Read the lines below. Copy out any that hold the string "JSON".
++++ Data entries ++++
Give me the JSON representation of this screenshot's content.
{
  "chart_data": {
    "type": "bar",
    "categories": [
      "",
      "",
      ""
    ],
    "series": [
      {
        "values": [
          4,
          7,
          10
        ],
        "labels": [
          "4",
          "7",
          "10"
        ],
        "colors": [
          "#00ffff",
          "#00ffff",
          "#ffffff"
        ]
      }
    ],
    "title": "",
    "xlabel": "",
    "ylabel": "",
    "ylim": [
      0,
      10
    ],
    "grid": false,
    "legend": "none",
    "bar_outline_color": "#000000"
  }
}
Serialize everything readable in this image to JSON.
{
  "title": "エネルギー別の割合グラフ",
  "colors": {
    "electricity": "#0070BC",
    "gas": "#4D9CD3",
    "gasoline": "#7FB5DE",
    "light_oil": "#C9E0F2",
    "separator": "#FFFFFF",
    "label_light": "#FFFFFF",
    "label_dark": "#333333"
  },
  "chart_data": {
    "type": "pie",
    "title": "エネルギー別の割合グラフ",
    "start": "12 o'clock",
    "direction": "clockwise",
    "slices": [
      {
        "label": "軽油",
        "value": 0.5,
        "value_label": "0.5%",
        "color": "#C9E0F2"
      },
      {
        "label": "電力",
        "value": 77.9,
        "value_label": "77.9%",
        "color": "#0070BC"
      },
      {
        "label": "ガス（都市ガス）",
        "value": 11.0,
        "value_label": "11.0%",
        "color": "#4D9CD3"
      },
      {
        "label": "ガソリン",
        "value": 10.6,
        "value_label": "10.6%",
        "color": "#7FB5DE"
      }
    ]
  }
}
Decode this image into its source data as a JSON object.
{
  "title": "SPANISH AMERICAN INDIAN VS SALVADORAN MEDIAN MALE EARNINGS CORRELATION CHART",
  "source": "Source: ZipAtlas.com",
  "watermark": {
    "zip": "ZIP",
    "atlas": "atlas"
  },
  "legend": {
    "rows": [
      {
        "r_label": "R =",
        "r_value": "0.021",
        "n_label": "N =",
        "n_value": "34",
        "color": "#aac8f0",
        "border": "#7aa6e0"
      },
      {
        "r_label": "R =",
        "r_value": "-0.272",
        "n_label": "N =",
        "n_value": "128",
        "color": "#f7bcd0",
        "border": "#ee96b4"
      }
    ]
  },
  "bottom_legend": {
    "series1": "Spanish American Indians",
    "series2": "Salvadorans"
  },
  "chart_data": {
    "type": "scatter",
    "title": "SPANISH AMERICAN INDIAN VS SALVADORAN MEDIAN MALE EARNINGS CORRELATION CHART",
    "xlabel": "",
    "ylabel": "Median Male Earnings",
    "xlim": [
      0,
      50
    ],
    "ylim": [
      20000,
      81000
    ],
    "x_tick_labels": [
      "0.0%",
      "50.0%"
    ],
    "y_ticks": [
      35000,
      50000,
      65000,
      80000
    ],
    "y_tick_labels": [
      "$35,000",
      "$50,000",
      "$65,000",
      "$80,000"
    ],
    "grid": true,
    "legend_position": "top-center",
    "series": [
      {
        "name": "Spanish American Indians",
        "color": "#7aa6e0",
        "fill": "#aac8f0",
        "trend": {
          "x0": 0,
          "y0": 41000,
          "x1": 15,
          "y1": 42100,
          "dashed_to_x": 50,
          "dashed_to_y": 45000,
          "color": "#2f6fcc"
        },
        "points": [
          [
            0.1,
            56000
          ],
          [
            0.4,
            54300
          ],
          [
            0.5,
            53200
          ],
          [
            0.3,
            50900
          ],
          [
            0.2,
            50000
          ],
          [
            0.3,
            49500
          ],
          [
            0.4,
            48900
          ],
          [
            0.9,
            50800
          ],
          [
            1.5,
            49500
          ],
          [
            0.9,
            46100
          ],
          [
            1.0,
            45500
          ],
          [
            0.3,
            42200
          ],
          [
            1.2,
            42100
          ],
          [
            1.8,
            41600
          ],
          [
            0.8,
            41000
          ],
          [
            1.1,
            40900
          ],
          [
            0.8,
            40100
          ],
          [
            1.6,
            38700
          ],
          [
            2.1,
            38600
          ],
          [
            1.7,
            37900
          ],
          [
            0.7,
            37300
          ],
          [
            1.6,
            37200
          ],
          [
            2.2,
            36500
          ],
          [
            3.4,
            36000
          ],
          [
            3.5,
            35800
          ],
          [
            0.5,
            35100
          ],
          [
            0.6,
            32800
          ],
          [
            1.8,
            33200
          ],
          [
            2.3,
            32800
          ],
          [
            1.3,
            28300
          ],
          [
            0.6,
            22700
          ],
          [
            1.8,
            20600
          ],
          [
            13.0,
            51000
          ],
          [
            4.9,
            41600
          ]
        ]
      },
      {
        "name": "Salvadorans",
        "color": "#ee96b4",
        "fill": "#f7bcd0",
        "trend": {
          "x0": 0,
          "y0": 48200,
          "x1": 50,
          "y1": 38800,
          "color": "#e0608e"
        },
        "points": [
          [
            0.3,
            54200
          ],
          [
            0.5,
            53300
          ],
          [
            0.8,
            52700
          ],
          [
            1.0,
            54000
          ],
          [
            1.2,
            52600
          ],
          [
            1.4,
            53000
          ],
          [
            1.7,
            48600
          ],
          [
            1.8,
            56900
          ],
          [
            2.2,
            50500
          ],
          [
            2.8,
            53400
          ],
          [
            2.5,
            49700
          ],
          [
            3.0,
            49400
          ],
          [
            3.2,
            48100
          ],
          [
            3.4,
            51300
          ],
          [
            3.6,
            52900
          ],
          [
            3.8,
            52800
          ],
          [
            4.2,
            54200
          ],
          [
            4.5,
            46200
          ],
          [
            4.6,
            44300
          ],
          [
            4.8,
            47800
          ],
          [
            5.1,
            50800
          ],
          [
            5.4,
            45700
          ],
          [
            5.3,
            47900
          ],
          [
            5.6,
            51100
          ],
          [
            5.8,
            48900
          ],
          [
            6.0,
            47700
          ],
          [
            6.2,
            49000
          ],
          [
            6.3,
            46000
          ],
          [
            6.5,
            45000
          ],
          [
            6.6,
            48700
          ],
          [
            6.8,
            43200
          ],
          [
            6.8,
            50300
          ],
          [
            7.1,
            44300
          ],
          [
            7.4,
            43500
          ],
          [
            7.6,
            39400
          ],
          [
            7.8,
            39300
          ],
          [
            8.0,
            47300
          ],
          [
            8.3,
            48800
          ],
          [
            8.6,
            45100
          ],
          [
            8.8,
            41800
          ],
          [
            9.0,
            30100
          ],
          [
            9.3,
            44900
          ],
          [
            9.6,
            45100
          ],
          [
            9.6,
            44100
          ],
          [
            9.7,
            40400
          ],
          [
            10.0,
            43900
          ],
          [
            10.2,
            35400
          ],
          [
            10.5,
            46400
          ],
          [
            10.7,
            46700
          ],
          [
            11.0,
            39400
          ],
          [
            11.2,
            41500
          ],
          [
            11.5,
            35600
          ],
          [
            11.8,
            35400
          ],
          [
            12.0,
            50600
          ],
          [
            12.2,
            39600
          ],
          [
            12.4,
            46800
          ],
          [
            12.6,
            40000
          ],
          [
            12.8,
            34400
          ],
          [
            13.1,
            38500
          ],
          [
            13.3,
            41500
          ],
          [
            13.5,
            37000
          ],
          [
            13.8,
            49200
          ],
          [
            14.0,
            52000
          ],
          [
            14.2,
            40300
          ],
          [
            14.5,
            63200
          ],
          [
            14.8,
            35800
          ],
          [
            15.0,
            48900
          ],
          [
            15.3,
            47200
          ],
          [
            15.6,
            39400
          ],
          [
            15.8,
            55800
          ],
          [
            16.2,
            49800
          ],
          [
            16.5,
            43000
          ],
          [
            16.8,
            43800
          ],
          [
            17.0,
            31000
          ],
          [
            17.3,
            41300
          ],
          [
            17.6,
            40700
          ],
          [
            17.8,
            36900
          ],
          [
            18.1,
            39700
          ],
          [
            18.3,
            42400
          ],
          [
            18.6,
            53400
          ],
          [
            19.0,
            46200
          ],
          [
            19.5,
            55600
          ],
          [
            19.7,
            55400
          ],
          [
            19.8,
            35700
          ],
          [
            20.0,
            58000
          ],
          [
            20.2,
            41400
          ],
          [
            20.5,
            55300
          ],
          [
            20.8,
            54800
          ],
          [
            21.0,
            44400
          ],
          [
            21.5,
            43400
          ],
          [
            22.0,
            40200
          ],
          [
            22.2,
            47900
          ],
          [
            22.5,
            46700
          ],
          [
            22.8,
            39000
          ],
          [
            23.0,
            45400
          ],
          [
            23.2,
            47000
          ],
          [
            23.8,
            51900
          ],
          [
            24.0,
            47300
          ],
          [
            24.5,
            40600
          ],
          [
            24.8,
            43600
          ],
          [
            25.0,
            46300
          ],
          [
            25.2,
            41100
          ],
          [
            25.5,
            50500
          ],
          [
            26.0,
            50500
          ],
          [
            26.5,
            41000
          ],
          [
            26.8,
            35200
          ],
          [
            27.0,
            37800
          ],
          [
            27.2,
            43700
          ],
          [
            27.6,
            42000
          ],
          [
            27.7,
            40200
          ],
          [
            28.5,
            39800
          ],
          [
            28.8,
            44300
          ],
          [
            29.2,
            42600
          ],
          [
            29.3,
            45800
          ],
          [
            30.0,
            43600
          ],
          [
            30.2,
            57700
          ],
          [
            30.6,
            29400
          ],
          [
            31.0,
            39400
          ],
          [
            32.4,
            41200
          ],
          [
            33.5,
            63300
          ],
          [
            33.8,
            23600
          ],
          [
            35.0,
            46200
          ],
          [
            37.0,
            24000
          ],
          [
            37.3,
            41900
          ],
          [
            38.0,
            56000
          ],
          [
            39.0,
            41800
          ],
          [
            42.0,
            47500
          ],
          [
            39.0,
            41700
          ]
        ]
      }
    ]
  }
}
++++
Answer to the problem:
Give me the JSON representation of this screenshot's content.
Serialize everything readable in this image to JSON.
Decode this image into its source data as a JSON object.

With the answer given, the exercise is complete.